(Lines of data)

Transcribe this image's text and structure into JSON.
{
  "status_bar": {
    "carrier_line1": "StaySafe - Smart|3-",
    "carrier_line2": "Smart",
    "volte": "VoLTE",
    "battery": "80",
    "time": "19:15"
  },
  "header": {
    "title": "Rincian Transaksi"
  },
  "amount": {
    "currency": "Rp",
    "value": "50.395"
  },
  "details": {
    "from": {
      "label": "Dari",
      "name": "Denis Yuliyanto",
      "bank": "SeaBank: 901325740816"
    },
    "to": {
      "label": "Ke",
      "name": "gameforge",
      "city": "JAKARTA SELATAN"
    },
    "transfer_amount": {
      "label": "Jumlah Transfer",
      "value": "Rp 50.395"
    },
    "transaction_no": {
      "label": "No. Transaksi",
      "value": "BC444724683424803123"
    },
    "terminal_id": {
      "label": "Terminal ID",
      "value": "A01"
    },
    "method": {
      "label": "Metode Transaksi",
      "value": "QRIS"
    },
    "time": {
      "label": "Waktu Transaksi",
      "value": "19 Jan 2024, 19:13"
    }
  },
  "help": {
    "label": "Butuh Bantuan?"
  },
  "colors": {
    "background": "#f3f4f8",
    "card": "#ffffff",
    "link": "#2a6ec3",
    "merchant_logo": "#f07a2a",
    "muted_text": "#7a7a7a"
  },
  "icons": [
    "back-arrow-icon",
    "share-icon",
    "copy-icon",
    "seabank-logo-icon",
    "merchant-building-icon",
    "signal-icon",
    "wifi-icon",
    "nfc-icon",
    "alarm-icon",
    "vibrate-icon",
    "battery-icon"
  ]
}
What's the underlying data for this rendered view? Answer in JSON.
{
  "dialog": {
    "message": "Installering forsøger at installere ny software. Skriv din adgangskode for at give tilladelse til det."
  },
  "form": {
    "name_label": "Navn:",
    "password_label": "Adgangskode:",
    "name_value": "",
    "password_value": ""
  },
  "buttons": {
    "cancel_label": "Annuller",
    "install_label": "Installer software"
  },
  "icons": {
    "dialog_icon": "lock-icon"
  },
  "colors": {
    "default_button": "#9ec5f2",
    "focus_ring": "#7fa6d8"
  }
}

#### Exercise
How many lines of the entries above hold the string "this"? Reply with the number alone.

#### Response
2